[DATA SECTION]
(begin)
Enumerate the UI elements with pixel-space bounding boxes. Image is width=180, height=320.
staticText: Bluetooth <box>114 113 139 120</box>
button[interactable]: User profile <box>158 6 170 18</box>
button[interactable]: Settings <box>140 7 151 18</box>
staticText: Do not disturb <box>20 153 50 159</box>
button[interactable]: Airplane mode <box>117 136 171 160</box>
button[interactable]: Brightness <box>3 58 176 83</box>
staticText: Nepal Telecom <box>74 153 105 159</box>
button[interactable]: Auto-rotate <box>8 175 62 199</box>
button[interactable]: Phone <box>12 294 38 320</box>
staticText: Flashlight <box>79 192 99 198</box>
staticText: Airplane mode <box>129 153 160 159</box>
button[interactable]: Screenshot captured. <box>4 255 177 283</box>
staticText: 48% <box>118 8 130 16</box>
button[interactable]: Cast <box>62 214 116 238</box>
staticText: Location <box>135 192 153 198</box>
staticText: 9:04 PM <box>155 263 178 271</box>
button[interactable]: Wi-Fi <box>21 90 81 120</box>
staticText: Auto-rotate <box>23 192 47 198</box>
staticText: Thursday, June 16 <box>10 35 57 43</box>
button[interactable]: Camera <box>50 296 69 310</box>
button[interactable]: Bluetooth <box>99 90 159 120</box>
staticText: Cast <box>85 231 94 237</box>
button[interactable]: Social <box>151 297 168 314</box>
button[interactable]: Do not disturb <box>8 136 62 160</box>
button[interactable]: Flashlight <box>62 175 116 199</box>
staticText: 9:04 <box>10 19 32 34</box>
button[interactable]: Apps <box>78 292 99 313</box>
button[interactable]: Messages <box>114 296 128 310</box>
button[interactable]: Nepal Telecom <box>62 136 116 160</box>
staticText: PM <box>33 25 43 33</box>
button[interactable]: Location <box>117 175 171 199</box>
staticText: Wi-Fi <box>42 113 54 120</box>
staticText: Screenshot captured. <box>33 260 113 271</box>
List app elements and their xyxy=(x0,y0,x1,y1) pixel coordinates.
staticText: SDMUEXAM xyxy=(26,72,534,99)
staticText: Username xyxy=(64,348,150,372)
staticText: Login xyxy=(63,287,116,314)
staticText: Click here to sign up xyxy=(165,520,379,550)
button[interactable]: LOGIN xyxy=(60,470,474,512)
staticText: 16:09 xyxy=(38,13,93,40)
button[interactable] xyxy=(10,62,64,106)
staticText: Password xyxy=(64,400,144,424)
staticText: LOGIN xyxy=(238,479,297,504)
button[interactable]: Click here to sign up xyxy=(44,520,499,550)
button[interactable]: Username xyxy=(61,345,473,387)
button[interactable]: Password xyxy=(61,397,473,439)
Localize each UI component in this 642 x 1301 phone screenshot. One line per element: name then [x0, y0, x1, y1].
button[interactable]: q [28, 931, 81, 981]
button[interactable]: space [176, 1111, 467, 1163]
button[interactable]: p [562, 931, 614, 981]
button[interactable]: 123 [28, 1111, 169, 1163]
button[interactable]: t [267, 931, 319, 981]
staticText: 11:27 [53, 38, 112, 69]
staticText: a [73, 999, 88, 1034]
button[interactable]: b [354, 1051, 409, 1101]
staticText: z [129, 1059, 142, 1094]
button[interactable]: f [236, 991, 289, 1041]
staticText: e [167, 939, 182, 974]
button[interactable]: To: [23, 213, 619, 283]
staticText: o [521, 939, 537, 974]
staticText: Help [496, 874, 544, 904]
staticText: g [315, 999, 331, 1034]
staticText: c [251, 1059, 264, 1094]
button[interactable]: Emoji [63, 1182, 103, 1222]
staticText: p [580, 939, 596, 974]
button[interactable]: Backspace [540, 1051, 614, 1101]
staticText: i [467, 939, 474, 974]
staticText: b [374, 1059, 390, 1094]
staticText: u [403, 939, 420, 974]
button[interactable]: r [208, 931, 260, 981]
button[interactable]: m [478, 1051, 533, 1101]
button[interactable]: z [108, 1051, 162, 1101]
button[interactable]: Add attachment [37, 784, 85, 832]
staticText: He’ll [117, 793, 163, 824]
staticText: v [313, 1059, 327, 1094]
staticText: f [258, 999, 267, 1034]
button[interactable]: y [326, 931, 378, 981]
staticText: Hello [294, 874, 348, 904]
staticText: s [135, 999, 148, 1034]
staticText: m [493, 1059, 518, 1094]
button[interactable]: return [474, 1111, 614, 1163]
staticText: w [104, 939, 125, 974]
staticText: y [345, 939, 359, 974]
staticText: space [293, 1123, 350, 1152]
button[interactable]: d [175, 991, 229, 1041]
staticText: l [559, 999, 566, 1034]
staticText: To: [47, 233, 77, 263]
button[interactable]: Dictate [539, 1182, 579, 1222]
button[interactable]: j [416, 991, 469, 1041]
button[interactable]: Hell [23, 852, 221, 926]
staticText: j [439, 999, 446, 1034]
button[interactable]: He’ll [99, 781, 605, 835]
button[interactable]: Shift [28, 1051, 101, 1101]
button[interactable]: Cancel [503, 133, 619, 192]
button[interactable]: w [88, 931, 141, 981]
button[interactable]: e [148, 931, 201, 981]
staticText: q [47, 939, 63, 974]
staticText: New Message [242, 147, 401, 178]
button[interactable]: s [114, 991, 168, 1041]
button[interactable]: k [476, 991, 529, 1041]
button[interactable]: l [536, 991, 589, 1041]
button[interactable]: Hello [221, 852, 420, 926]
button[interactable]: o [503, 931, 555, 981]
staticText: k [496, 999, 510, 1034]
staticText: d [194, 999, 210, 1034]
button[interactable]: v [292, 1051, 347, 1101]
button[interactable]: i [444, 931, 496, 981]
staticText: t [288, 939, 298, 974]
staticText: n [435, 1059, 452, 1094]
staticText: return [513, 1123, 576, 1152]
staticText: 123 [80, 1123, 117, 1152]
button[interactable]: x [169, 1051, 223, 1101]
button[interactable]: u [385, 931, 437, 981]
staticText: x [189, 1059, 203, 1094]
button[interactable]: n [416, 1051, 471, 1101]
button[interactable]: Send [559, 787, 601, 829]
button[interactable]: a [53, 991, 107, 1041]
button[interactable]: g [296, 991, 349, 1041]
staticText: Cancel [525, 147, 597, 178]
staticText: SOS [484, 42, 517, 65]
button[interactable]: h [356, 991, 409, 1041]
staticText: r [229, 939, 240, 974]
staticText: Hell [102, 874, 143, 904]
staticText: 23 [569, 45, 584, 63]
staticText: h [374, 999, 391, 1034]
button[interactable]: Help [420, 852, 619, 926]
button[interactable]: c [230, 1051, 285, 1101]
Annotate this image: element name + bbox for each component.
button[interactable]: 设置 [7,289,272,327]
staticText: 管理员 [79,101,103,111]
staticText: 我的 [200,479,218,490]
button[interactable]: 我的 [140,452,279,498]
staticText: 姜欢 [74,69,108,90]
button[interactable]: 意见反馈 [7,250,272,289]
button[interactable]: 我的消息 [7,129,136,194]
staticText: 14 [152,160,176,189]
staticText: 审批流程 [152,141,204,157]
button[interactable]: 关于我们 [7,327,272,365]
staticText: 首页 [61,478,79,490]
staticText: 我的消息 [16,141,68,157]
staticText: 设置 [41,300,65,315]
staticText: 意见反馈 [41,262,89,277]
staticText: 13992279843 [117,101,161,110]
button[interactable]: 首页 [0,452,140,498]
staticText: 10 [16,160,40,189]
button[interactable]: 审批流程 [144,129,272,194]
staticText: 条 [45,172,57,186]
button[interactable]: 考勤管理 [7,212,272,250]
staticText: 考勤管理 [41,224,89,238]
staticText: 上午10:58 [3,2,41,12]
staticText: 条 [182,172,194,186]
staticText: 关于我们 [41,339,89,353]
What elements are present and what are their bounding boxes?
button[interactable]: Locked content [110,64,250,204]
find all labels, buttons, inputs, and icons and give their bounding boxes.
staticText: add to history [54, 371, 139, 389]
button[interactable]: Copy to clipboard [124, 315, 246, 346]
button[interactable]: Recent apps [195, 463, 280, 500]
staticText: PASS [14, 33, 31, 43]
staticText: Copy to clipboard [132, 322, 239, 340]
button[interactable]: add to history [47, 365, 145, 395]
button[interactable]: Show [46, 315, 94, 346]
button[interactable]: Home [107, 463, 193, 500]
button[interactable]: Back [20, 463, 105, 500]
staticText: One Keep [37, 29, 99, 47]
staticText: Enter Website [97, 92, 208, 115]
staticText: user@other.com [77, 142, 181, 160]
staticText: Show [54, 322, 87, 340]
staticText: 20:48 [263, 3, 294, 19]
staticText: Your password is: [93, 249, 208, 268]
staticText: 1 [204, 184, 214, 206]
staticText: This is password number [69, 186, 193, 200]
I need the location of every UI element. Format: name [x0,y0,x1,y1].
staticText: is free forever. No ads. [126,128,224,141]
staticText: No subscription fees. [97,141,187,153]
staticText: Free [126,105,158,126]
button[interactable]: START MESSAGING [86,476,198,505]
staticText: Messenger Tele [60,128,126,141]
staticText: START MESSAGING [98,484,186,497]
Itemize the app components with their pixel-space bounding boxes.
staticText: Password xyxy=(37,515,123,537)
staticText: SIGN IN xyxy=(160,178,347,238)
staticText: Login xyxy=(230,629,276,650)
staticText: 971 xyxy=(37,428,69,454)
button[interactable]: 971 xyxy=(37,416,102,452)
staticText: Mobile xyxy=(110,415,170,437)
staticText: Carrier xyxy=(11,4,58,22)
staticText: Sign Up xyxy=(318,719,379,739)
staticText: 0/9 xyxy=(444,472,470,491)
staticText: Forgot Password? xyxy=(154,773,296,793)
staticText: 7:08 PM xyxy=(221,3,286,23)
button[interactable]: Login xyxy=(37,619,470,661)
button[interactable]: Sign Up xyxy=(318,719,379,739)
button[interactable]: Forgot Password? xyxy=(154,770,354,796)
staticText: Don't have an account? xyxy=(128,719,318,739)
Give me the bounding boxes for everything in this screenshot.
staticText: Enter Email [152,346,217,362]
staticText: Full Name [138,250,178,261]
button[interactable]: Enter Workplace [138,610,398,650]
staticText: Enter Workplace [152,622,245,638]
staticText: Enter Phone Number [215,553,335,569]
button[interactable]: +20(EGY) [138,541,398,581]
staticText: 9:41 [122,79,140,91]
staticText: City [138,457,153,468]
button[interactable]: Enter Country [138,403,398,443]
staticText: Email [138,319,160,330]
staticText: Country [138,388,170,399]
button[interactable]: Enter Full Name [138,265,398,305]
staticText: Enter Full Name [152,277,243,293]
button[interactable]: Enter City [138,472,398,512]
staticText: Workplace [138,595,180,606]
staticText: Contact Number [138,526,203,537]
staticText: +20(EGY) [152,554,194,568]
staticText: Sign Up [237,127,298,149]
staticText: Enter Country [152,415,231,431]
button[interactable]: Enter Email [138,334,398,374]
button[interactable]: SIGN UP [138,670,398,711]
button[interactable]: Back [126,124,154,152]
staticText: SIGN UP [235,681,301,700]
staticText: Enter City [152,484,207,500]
(end)
[EXERCISE]
Reproduce the rows above exactly, starting at the very first row and ending at the row that contains "staticText: Airplane mode", with both of those rows included.

[RESULT]
Enumerate the UI elements with pixel-space bounding boxes. Image is width=180, height=320.
staticText: Bluetooth <box>114 113 139 120</box>
button[interactable]: User profile <box>158 6 170 18</box>
button[interactable]: Settings <box>140 7 151 18</box>
staticText: Do not disturb <box>20 153 50 159</box>
button[interactable]: Airplane mode <box>117 136 171 160</box>
button[interactable]: Brightness <box>3 58 176 83</box>
staticText: Nepal Telecom <box>74 153 105 159</box>
button[interactable]: Auto-rotate <box>8 175 62 199</box>
button[interactable]: Phone <box>12 294 38 320</box>
staticText: Flashlight <box>79 192 99 198</box>
staticText: Airplane mode <box>129 153 160 159</box>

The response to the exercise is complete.